Work required:
The records that follow need to be output exactly as they are.

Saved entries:
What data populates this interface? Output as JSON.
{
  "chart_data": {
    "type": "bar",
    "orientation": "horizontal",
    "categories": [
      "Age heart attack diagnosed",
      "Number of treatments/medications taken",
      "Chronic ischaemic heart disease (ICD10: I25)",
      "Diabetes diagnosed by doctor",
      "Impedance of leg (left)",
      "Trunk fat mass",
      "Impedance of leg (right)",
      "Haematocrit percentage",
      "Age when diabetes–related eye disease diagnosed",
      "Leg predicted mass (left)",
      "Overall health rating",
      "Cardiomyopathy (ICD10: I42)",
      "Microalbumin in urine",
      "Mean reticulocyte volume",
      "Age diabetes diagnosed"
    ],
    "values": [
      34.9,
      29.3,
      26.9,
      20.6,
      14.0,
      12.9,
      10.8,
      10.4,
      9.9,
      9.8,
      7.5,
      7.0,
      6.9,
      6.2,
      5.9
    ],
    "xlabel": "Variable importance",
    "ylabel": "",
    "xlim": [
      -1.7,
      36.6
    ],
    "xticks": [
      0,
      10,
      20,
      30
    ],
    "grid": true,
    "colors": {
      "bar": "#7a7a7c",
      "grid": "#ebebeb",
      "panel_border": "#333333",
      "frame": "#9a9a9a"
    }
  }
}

Task output:
What data populates this interface? Output as JSON.
{
  "chart_data": {
    "type": "bar",
    "orientation": "horizontal",
    "categories": [
      "Age heart attack diagnosed",
      "Number of treatments/medications taken",
      "Chronic ischaemic heart disease (ICD10: I25)",
      "Diabetes diagnosed by doctor",
      "Impedance of leg (left)",
      "Trunk fat mass",
      "Impedance of leg (right)",
      "Haematocrit percentage",
      "Age when diabetes–related eye disease diagnosed",
      "Leg predicted mass (left)",
      "Overall health rating",
      "Cardiomyopathy (ICD10: I42)",
      "Microalbumin in urine",
      "Mean reticulocyte volume",
      "Age diabetes diagnosed"
    ],
    "values": [
      34.9,
      29.3,
      26.9,
      20.6,
      14.0,
      12.9,
      10.8,
      10.4,
      9.9,
      9.8,
      7.5,
      7.0,
      6.9,
      6.2,
      5.9
    ],
    "xlabel": "Variable importance",
    "ylabel": "",
    "xlim": [
      -1.7,
      36.6
    ],
    "xticks": [
      0,
      10,
      20,
      30
    ],
    "grid": true,
    "colors": {
      "bar": "#7a7a7c",
      "grid": "#ebebeb",
      "panel_border": "#333333",
      "frame": "#9a9a9a"
    }
  }
}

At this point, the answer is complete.